/---

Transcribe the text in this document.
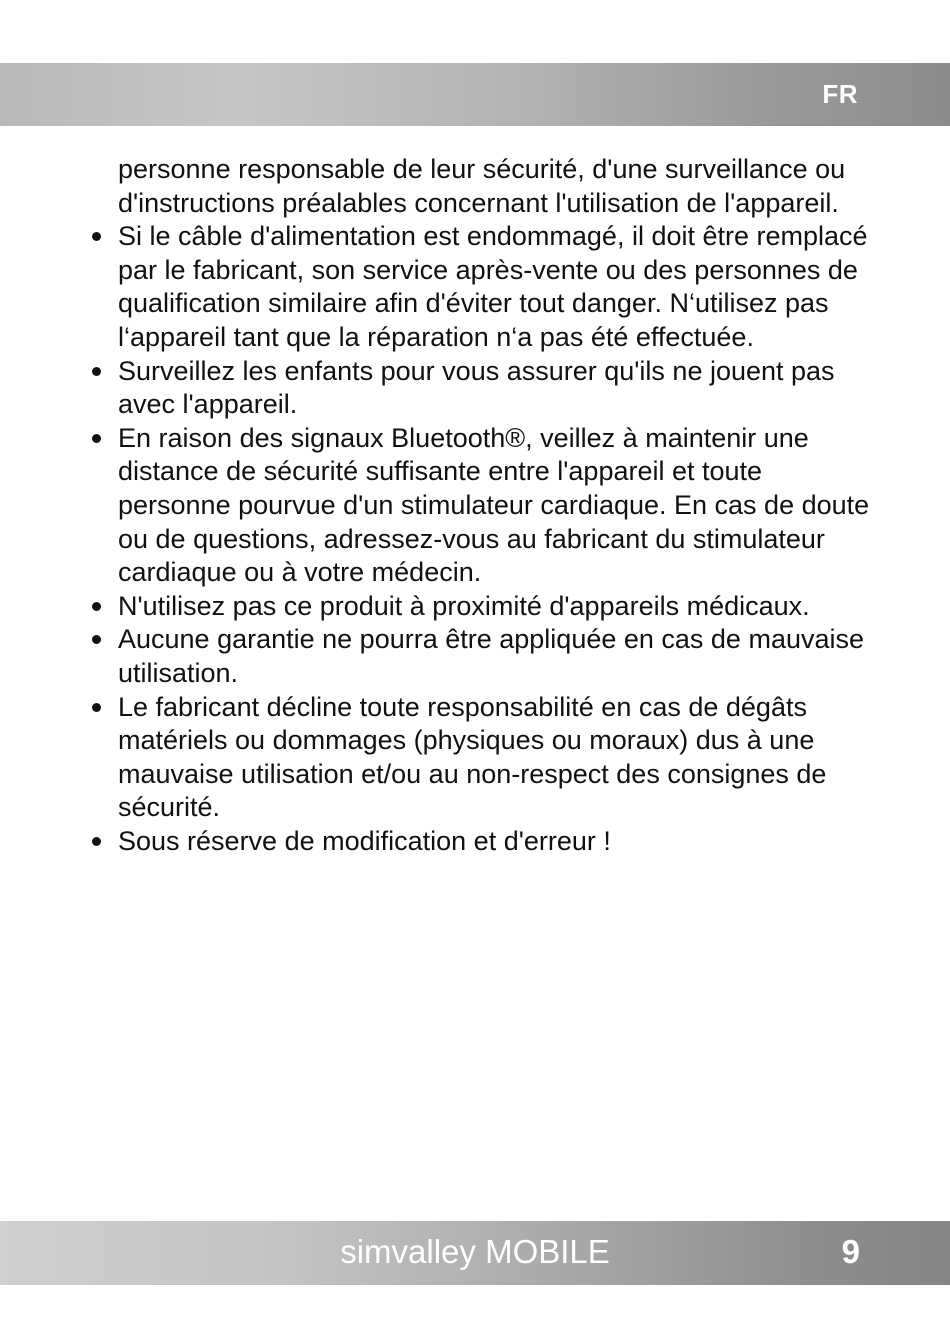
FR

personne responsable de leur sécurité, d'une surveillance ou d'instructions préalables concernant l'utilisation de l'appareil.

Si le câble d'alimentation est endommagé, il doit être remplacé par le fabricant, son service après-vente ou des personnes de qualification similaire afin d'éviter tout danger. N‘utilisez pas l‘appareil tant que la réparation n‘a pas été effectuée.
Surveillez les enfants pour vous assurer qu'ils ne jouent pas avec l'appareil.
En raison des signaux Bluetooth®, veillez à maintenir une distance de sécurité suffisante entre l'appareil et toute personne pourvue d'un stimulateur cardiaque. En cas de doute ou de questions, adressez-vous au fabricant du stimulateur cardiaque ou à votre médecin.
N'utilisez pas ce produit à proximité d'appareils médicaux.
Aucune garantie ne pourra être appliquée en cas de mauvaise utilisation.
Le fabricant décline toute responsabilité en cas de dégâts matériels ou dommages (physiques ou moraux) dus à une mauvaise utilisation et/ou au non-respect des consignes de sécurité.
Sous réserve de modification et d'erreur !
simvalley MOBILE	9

\---
/---

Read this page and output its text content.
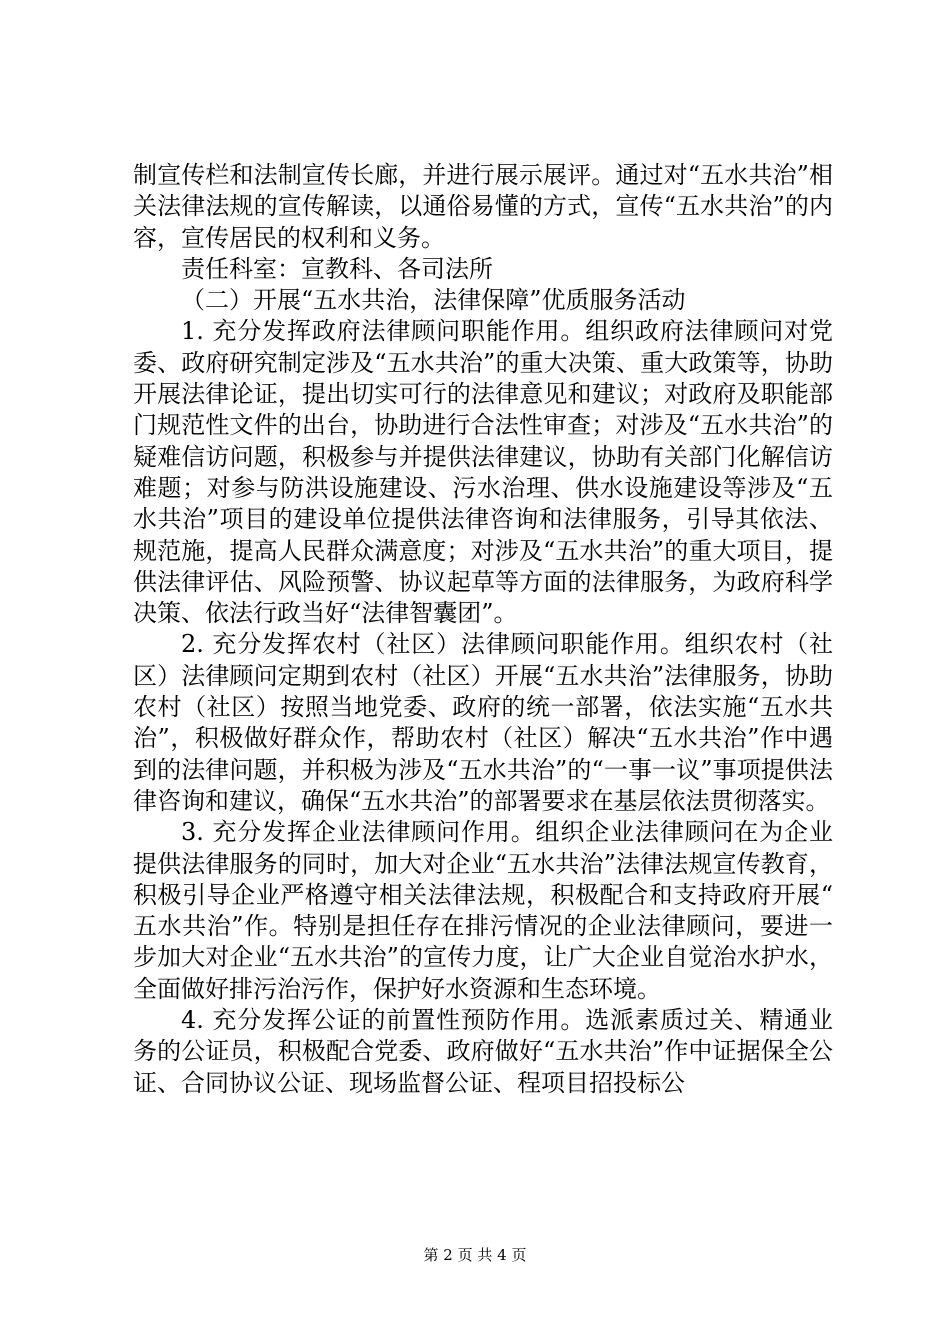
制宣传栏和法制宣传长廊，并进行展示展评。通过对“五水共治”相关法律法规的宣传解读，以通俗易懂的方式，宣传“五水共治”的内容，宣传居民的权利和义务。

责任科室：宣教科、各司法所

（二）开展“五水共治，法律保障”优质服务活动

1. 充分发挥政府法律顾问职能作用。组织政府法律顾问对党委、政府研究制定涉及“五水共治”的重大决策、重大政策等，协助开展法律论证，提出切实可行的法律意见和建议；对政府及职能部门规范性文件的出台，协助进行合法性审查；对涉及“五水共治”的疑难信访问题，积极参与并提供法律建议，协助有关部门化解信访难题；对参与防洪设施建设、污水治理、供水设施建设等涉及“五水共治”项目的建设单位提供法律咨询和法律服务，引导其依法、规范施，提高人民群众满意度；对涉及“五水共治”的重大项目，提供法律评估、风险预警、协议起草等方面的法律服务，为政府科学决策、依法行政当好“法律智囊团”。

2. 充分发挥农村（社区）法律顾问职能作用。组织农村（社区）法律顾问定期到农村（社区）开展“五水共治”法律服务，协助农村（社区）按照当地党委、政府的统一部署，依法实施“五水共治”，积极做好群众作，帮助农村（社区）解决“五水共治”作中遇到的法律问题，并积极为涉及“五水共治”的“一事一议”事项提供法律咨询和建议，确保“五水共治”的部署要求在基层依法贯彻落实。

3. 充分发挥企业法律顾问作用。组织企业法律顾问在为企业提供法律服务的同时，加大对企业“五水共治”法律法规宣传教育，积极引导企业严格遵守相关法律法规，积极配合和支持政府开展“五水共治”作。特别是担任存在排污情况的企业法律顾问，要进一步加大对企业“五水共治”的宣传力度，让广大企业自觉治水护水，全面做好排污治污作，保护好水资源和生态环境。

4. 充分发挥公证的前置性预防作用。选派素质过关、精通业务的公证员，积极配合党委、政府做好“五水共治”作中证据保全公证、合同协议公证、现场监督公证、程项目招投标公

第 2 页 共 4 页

\---
/---

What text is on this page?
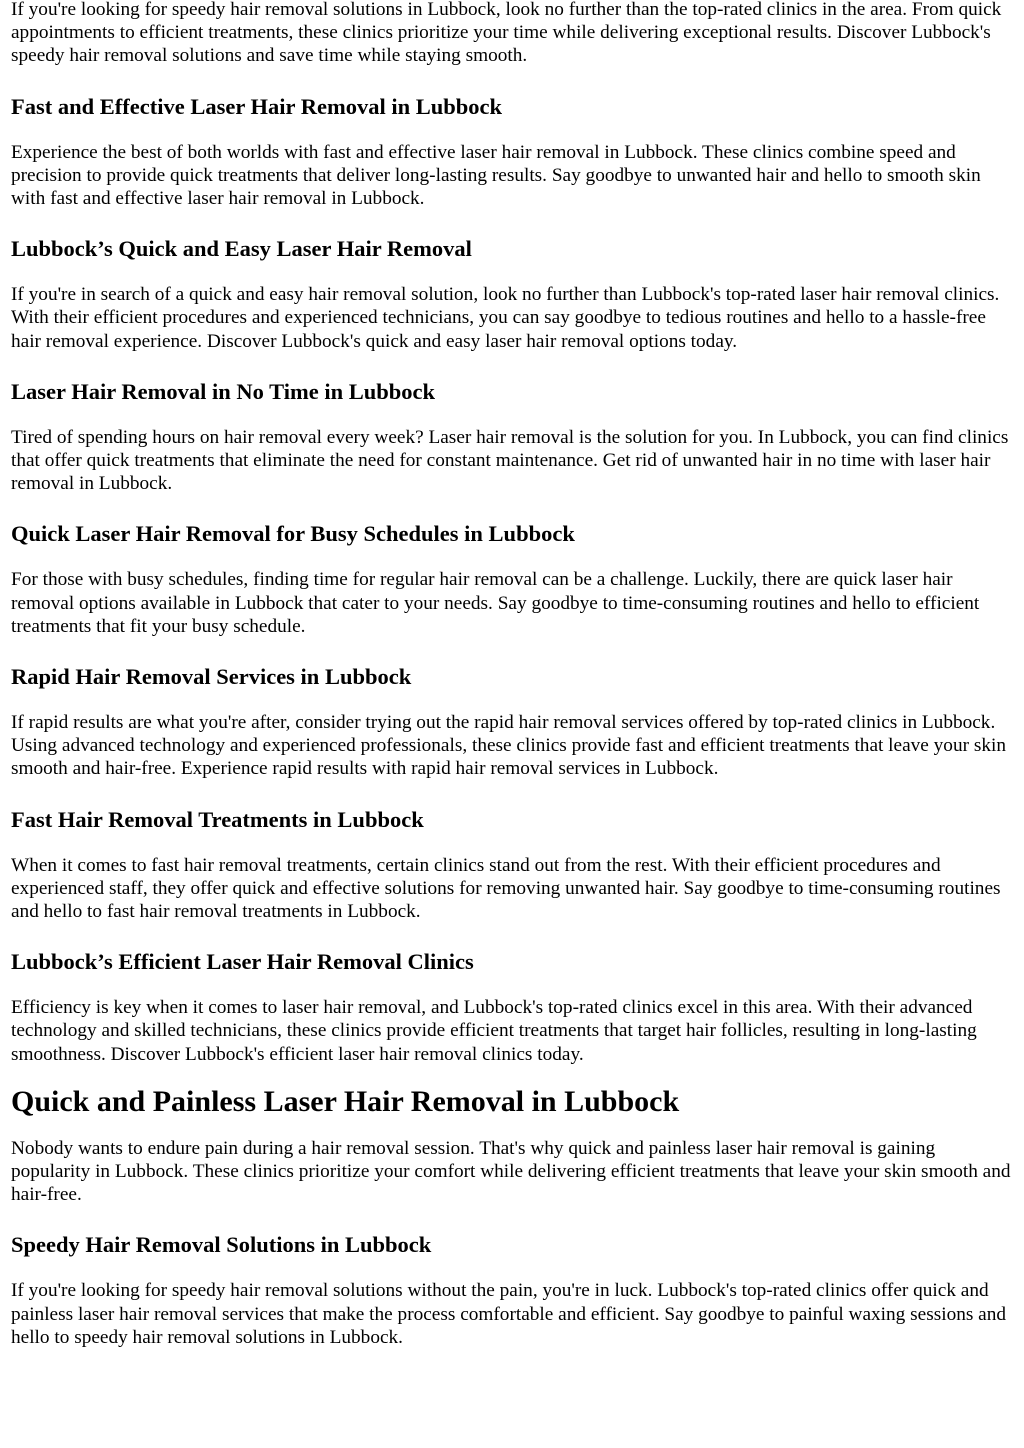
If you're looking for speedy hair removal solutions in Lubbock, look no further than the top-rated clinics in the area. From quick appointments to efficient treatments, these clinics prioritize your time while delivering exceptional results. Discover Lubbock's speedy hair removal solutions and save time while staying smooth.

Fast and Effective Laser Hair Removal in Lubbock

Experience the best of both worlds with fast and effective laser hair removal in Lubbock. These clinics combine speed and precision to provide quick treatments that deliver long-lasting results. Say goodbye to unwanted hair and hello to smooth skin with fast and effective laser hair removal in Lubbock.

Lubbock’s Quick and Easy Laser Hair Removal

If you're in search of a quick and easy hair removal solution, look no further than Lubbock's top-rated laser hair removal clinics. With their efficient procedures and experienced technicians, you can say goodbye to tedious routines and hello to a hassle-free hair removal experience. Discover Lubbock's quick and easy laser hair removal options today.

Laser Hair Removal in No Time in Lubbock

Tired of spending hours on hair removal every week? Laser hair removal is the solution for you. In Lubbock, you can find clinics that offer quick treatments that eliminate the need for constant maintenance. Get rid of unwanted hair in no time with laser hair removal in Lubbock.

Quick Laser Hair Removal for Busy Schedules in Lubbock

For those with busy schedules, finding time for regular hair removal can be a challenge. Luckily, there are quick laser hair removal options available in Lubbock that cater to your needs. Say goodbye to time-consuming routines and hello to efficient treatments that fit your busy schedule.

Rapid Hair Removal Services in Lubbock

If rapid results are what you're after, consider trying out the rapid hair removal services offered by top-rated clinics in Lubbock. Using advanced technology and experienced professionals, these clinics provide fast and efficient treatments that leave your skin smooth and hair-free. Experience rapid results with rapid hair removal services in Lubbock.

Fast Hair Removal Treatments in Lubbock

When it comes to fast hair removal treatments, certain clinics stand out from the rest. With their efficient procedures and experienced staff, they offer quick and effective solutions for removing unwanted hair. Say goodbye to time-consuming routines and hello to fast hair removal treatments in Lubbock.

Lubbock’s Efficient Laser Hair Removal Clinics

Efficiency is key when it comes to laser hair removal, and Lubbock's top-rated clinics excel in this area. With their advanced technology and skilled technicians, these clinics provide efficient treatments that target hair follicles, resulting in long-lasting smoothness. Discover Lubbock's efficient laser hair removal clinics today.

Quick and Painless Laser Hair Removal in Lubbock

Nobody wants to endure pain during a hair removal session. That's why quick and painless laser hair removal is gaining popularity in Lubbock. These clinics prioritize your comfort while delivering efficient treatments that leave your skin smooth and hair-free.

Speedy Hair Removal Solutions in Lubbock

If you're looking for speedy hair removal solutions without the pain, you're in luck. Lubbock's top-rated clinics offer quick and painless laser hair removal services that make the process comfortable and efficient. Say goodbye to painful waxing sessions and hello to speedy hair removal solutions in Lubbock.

\---

**The task:** Copy each line above containing the string "utilisation".

**Response below:**
personne responsable de leur sécurité, d'une surveillance ou d'instructions préalables concernant l'utilisation de l'appareil.
Aucune garantie ne pourra être appliquée en cas de mauvaise utilisation.
Le fabricant décline toute responsabilité en cas de dégâts matériels ou dommages (physiques ou moraux) dus à une mauvaise utilisation et/ou au non-respect des consignes de sécurité.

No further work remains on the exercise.